WHAT TO PRODUCE => Produce an exact copy of the lines from the line containing "Transcribe this image's" through the last line of the entries below, and only those lines.

Rows from a dataset:
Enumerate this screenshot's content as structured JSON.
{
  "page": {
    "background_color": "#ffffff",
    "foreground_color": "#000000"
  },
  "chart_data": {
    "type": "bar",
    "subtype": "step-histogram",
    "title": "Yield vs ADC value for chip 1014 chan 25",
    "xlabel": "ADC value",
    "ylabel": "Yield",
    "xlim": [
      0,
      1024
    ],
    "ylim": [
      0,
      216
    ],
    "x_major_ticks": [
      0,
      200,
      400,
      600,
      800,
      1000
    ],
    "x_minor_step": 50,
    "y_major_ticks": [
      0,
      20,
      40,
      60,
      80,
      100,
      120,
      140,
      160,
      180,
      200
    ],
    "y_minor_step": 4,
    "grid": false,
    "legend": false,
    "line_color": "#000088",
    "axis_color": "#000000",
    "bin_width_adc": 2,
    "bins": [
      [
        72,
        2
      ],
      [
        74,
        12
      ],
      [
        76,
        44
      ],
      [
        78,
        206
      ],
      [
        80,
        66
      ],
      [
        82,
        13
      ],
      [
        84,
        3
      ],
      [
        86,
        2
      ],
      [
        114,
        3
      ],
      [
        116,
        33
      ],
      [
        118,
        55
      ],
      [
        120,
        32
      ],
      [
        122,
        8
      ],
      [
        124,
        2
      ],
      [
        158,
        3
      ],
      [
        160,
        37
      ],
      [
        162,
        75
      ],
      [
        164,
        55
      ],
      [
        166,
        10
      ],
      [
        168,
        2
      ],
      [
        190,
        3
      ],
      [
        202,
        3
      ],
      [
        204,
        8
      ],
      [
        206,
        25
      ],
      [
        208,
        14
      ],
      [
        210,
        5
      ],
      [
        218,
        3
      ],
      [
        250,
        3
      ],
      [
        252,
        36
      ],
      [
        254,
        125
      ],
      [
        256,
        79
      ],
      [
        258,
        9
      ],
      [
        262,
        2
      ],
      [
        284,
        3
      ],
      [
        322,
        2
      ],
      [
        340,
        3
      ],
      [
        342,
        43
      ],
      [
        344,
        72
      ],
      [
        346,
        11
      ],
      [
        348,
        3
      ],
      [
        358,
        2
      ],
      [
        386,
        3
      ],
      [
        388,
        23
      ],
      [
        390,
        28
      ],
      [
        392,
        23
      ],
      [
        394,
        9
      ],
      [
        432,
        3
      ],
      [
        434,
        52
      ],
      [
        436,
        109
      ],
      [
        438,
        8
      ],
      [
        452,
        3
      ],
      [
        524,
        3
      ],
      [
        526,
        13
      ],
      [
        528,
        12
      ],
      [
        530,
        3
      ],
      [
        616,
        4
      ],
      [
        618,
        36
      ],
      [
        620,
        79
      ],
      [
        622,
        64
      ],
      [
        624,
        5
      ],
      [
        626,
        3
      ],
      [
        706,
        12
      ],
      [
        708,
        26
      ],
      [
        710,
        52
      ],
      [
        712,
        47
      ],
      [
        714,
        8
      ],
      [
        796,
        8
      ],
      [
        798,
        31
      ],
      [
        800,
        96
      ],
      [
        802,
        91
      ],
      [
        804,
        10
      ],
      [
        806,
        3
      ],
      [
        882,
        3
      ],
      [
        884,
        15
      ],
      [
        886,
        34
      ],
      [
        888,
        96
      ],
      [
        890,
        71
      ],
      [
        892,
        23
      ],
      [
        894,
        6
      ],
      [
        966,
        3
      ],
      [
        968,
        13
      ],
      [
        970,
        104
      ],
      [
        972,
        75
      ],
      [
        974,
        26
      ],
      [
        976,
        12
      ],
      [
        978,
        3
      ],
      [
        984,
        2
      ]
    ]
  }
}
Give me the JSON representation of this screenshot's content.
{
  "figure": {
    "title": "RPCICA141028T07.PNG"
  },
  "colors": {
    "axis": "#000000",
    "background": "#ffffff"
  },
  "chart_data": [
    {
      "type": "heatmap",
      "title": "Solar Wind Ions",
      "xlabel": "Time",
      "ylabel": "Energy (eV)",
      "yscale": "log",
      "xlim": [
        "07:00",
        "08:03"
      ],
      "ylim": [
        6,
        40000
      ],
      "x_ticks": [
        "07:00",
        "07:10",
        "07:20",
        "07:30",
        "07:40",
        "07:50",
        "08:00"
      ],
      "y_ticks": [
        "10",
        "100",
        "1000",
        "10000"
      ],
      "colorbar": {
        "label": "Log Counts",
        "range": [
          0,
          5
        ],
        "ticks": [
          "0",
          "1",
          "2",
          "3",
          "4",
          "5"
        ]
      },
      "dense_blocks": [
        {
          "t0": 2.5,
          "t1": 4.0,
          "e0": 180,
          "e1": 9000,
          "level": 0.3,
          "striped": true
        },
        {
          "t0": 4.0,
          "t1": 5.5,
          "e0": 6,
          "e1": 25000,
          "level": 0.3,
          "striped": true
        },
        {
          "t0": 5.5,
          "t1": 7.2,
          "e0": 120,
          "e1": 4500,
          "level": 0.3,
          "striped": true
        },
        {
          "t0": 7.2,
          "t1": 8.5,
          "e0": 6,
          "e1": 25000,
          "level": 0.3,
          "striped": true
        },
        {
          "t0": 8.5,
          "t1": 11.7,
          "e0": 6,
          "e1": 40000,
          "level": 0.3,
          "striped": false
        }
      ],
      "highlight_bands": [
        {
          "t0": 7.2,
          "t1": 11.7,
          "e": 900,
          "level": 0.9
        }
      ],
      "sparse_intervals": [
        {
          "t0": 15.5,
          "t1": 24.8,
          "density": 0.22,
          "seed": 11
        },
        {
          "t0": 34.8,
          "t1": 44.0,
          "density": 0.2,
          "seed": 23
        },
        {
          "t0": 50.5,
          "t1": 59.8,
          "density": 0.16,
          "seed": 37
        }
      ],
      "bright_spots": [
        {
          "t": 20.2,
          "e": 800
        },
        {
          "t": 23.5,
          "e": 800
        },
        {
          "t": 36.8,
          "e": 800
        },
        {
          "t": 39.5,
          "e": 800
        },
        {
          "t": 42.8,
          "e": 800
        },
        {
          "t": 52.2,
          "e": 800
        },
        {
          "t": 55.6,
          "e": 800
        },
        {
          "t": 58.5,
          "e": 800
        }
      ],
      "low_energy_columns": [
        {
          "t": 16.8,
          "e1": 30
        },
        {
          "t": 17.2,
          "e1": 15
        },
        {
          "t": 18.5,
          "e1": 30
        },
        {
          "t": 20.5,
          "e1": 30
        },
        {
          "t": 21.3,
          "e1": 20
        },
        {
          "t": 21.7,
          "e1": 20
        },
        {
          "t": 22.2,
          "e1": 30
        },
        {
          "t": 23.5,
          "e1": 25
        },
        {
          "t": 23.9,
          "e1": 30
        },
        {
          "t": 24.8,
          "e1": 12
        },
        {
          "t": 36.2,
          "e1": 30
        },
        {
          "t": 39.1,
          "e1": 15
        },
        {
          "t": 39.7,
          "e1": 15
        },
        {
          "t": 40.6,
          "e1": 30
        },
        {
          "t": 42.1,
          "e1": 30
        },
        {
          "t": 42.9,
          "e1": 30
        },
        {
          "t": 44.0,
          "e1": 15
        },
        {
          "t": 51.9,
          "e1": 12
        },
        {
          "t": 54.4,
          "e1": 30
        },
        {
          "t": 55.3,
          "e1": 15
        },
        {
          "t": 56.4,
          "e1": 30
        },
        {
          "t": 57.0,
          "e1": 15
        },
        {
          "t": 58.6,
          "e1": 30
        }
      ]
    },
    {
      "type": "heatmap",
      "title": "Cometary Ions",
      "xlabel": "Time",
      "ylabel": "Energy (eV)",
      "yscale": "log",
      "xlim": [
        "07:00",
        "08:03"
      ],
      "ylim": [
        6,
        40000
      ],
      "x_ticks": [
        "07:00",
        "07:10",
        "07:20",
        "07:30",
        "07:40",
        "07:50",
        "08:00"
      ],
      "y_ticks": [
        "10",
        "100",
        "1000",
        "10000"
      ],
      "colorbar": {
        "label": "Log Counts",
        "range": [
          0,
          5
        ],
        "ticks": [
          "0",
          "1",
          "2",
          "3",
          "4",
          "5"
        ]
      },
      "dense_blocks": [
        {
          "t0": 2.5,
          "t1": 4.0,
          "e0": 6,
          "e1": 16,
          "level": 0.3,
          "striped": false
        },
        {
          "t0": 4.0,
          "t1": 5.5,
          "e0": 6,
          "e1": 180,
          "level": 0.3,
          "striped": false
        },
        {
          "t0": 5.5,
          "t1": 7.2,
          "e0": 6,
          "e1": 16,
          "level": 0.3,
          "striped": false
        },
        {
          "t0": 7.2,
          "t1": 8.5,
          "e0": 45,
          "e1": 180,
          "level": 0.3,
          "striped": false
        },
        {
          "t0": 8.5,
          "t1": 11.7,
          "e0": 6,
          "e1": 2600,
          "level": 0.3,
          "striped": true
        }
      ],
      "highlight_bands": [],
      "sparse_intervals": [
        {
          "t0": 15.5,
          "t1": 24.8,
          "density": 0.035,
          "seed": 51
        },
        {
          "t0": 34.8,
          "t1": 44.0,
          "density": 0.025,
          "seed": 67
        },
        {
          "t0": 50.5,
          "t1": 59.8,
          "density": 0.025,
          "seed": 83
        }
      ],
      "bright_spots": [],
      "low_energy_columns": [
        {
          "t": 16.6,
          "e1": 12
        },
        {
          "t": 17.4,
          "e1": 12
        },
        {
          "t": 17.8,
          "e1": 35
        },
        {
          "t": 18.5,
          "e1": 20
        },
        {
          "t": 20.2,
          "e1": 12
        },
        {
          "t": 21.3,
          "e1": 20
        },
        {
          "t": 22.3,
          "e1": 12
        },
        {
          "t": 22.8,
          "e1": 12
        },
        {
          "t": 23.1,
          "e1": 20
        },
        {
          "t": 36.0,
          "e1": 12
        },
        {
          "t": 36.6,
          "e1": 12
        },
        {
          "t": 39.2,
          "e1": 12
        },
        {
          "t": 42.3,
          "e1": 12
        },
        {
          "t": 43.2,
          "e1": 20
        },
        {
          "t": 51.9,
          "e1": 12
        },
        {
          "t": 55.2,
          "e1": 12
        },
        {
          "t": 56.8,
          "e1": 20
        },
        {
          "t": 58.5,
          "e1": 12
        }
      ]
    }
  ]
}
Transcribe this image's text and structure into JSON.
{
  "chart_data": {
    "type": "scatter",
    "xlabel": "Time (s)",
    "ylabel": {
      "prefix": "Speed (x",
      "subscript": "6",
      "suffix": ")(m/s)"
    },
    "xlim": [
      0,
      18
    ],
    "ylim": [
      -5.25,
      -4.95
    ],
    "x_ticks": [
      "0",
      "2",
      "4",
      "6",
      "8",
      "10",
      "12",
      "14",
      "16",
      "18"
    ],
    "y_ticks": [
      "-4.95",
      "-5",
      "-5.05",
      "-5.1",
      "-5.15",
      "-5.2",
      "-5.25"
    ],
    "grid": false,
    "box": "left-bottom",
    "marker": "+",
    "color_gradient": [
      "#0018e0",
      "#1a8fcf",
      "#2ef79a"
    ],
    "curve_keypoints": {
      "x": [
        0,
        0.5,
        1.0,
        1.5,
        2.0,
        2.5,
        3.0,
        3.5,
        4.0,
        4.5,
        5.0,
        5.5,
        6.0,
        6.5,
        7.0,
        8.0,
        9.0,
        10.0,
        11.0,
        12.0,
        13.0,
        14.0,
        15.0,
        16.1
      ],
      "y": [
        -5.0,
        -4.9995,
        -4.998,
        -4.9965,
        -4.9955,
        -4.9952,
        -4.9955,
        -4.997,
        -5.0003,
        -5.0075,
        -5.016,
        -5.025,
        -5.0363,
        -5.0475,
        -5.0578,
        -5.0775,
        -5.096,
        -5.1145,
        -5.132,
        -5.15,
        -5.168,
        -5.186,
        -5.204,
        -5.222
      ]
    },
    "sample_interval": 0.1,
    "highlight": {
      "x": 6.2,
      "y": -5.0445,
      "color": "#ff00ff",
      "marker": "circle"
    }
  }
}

TASK OUTPUT =>
Transcribe this image's text and structure into JSON.
{
  "chart_data": {
    "type": "scatter",
    "xlabel": "Time (s)",
    "ylabel": {
      "prefix": "Speed (x",
      "subscript": "6",
      "suffix": ")(m/s)"
    },
    "xlim": [
      0,
      18
    ],
    "ylim": [
      -5.25,
      -4.95
    ],
    "x_ticks": [
      "0",
      "2",
      "4",
      "6",
      "8",
      "10",
      "12",
      "14",
      "16",
      "18"
    ],
    "y_ticks": [
      "-4.95",
      "-5",
      "-5.05",
      "-5.1",
      "-5.15",
      "-5.2",
      "-5.25"
    ],
    "grid": false,
    "box": "left-bottom",
    "marker": "+",
    "color_gradient": [
      "#0018e0",
      "#1a8fcf",
      "#2ef79a"
    ],
    "curve_keypoints": {
      "x": [
        0,
        0.5,
        1.0,
        1.5,
        2.0,
        2.5,
        3.0,
        3.5,
        4.0,
        4.5,
        5.0,
        5.5,
        6.0,
        6.5,
        7.0,
        8.0,
        9.0,
        10.0,
        11.0,
        12.0,
        13.0,
        14.0,
        15.0,
        16.1
      ],
      "y": [
        -5.0,
        -4.9995,
        -4.998,
        -4.9965,
        -4.9955,
        -4.9952,
        -4.9955,
        -4.997,
        -5.0003,
        -5.0075,
        -5.016,
        -5.025,
        -5.0363,
        -5.0475,
        -5.0578,
        -5.0775,
        -5.096,
        -5.1145,
        -5.132,
        -5.15,
        -5.168,
        -5.186,
        -5.204,
        -5.222
      ]
    },
    "sample_interval": 0.1,
    "highlight": {
      "x": 6.2,
      "y": -5.0445,
      "color": "#ff00ff",
      "marker": "circle"
    }
  }
}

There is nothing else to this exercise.